What the task requires —
Without changing a character, return the entries, but not the images they hold.

** Start Stored data **

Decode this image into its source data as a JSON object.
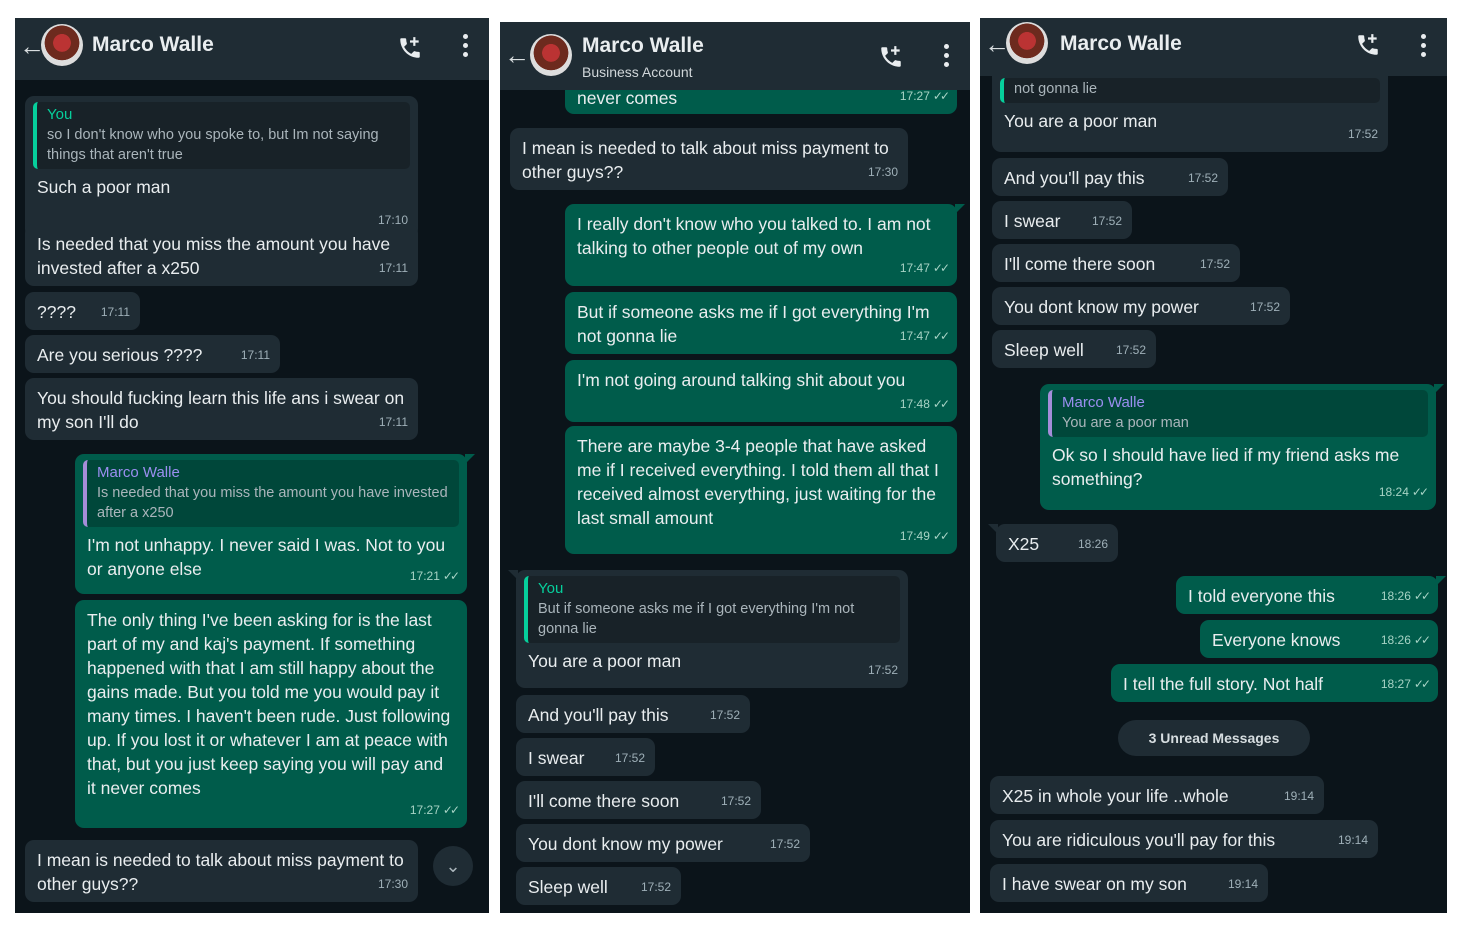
{
  "colors": {
    "background": "#0b141a",
    "header": "#1f2c34",
    "incoming": "#1f2c34",
    "outgoing": "#005c4b",
    "accent": "#06cf9c",
    "quote_other": "#9a8ff0"
  },
  "panels": [
    {
      "contact_name": "Marco Walle",
      "messages": [
        {
          "dir": "in",
          "quote_author": "You",
          "quote_text": "so I don't know who you spoke to, but Im not saying things that aren't true",
          "text": "Such a poor man",
          "time": "17:10"
        },
        {
          "dir": "in",
          "text": "Is needed that you miss the amount you have invested after a x250",
          "time": "17:11"
        },
        {
          "dir": "in",
          "text": "????",
          "time": "17:11"
        },
        {
          "dir": "in",
          "text": "Are you serious ????",
          "time": "17:11"
        },
        {
          "dir": "in",
          "text": "You should fucking learn this life ans i swear on my son I'll do",
          "time": "17:11"
        },
        {
          "dir": "out",
          "quote_author": "Marco Walle",
          "quote_text": "Is needed that you miss the amount you have invested after a x250",
          "text": "I'm not unhappy. I never said I was. Not to you or anyone else",
          "time": "17:21"
        },
        {
          "dir": "out",
          "text": "The only thing I've been asking for is the last part of my and kaj's payment. If something happened with that I am still happy about the gains made. But you told me you would pay it many times. I haven't been rude. Just following up. If you lost it or whatever I am at peace with that, but you just keep saying you will pay and it never comes",
          "time": "17:27"
        },
        {
          "dir": "in",
          "text": "I mean is needed  to talk about miss payment to other guys??",
          "time": "17:30"
        }
      ]
    },
    {
      "contact_name": "Marco Walle",
      "contact_subtitle": "Business Account",
      "messages": [
        {
          "dir": "out",
          "text": "never comes",
          "time": "17:27"
        },
        {
          "dir": "in",
          "text": "I mean is needed  to talk about miss payment to other guys??",
          "time": "17:30"
        },
        {
          "dir": "out",
          "text": "I really don't know who you talked to. I am not talking to other people out of my own",
          "time": "17:47"
        },
        {
          "dir": "out",
          "text": "But if someone asks me if I got everything I'm not gonna lie",
          "time": "17:47"
        },
        {
          "dir": "out",
          "text": "I'm not going around talking shit about you",
          "time": "17:48"
        },
        {
          "dir": "out",
          "text": "There are maybe 3-4 people that have asked me if I received everything. I told them all that I received almost everything, just waiting for the last small amount",
          "time": "17:49"
        },
        {
          "dir": "in",
          "quote_author": "You",
          "quote_text": "But if someone asks me if I got everything I'm not gonna lie",
          "text": "You are a poor man",
          "time": "17:52"
        },
        {
          "dir": "in",
          "text": "And you'll pay this",
          "time": "17:52"
        },
        {
          "dir": "in",
          "text": "I swear",
          "time": "17:52"
        },
        {
          "dir": "in",
          "text": "I'll come there soon",
          "time": "17:52"
        },
        {
          "dir": "in",
          "text": "You dont know my power",
          "time": "17:52"
        },
        {
          "dir": "in",
          "text": "Sleep well",
          "time": "17:52"
        }
      ]
    },
    {
      "contact_name": "Marco Walle",
      "unread_label": "3 Unread Messages",
      "messages": [
        {
          "dir": "in",
          "quote_text": "not gonna lie",
          "text": "You are a poor man",
          "time": "17:52"
        },
        {
          "dir": "in",
          "text": "And you'll pay this",
          "time": "17:52"
        },
        {
          "dir": "in",
          "text": "I swear",
          "time": "17:52"
        },
        {
          "dir": "in",
          "text": "I'll come there soon",
          "time": "17:52"
        },
        {
          "dir": "in",
          "text": "You dont know my power",
          "time": "17:52"
        },
        {
          "dir": "in",
          "text": "Sleep well",
          "time": "17:52"
        },
        {
          "dir": "out",
          "quote_author": "Marco Walle",
          "quote_text": "You are a poor man",
          "text": "Ok so I should have lied if my friend asks me something?",
          "time": "18:24"
        },
        {
          "dir": "in",
          "text": "X25",
          "time": "18:26"
        },
        {
          "dir": "out",
          "text": "I told everyone this",
          "time": "18:26"
        },
        {
          "dir": "out",
          "text": "Everyone knows",
          "time": "18:26"
        },
        {
          "dir": "out",
          "text": "I tell the full story. Not half",
          "time": "18:27"
        },
        {
          "dir": "in",
          "text": "X25 in whole your life ..whole",
          "time": "19:14"
        },
        {
          "dir": "in",
          "text": "You are ridiculous you'll pay for this",
          "time": "19:14"
        },
        {
          "dir": "in",
          "text": "I have swear on my son",
          "time": "19:14"
        }
      ]
    }
  ]
}
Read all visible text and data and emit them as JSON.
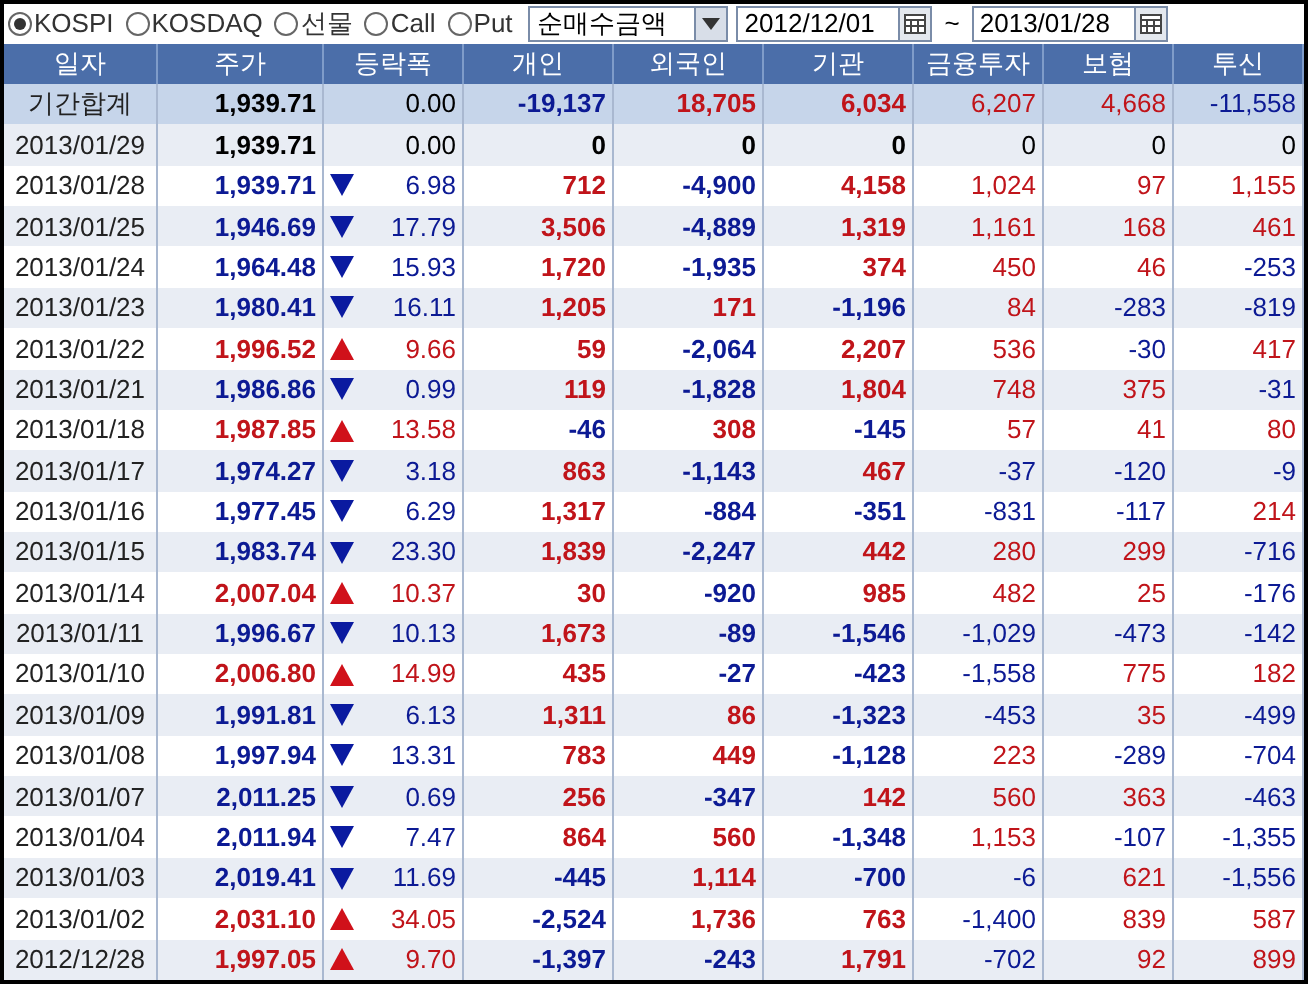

** End Stored data **

Correct result —
Decode this image into its source data as a JSON object.
{
  "colors": {
    "background": "#0b141a",
    "header": "#1f2c34",
    "incoming": "#1f2c34",
    "outgoing": "#005c4b",
    "accent": "#06cf9c",
    "quote_other": "#9a8ff0"
  },
  "panels": [
    {
      "contact_name": "Marco Walle",
      "messages": [
        {
          "dir": "in",
          "quote_author": "You",
          "quote_text": "so I don't know who you spoke to, but Im not saying things that aren't true",
          "text": "Such a poor man",
          "time": "17:10"
        },
        {
          "dir": "in",
          "text": "Is needed that you miss the amount you have invested after a x250",
          "time": "17:11"
        },
        {
          "dir": "in",
          "text": "????",
          "time": "17:11"
        },
        {
          "dir": "in",
          "text": "Are you serious ????",
          "time": "17:11"
        },
        {
          "dir": "in",
          "text": "You should fucking learn this life ans i swear on my son I'll do",
          "time": "17:11"
        },
        {
          "dir": "out",
          "quote_author": "Marco Walle",
          "quote_text": "Is needed that you miss the amount you have invested after a x250",
          "text": "I'm not unhappy. I never said I was. Not to you or anyone else",
          "time": "17:21"
        },
        {
          "dir": "out",
          "text": "The only thing I've been asking for is the last part of my and kaj's payment. If something happened with that I am still happy about the gains made. But you told me you would pay it many times. I haven't been rude. Just following up. If you lost it or whatever I am at peace with that, but you just keep saying you will pay and it never comes",
          "time": "17:27"
        },
        {
          "dir": "in",
          "text": "I mean is needed  to talk about miss payment to other guys??",
          "time": "17:30"
        }
      ]
    },
    {
      "contact_name": "Marco Walle",
      "contact_subtitle": "Business Account",
      "messages": [
        {
          "dir": "out",
          "text": "never comes",
          "time": "17:27"
        },
        {
          "dir": "in",
          "text": "I mean is needed  to talk about miss payment to other guys??",
          "time": "17:30"
        },
        {
          "dir": "out",
          "text": "I really don't know who you talked to. I am not talking to other people out of my own",
          "time": "17:47"
        },
        {
          "dir": "out",
          "text": "But if someone asks me if I got everything I'm not gonna lie",
          "time": "17:47"
        },
        {
          "dir": "out",
          "text": "I'm not going around talking shit about you",
          "time": "17:48"
        },
        {
          "dir": "out",
          "text": "There are maybe 3-4 people that have asked me if I received everything. I told them all that I received almost everything, just waiting for the last small amount",
          "time": "17:49"
        },
        {
          "dir": "in",
          "quote_author": "You",
          "quote_text": "But if someone asks me if I got everything I'm not gonna lie",
          "text": "You are a poor man",
          "time": "17:52"
        },
        {
          "dir": "in",
          "text": "And you'll pay this",
          "time": "17:52"
        },
        {
          "dir": "in",
          "text": "I swear",
          "time": "17:52"
        },
        {
          "dir": "in",
          "text": "I'll come there soon",
          "time": "17:52"
        },
        {
          "dir": "in",
          "text": "You dont know my power",
          "time": "17:52"
        },
        {
          "dir": "in",
          "text": "Sleep well",
          "time": "17:52"
        }
      ]
    },
    {
      "contact_name": "Marco Walle",
      "unread_label": "3 Unread Messages",
      "messages": [
        {
          "dir": "in",
          "quote_text": "not gonna lie",
          "text": "You are a poor man",
          "time": "17:52"
        },
        {
          "dir": "in",
          "text": "And you'll pay this",
          "time": "17:52"
        },
        {
          "dir": "in",
          "text": "I swear",
          "time": "17:52"
        },
        {
          "dir": "in",
          "text": "I'll come there soon",
          "time": "17:52"
        },
        {
          "dir": "in",
          "text": "You dont know my power",
          "time": "17:52"
        },
        {
          "dir": "in",
          "text": "Sleep well",
          "time": "17:52"
        },
        {
          "dir": "out",
          "quote_author": "Marco Walle",
          "quote_text": "You are a poor man",
          "text": "Ok so I should have lied if my friend asks me something?",
          "time": "18:24"
        },
        {
          "dir": "in",
          "text": "X25",
          "time": "18:26"
        },
        {
          "dir": "out",
          "text": "I told everyone this",
          "time": "18:26"
        },
        {
          "dir": "out",
          "text": "Everyone knows",
          "time": "18:26"
        },
        {
          "dir": "out",
          "text": "I tell the full story. Not half",
          "time": "18:27"
        },
        {
          "dir": "in",
          "text": "X25 in whole your life ..whole",
          "time": "19:14"
        },
        {
          "dir": "in",
          "text": "You are ridiculous you'll pay for this",
          "time": "19:14"
        },
        {
          "dir": "in",
          "text": "I have swear on my son",
          "time": "19:14"
        }
      ]
    }
  ]
}
Read all visible text and data and emit them as JSON.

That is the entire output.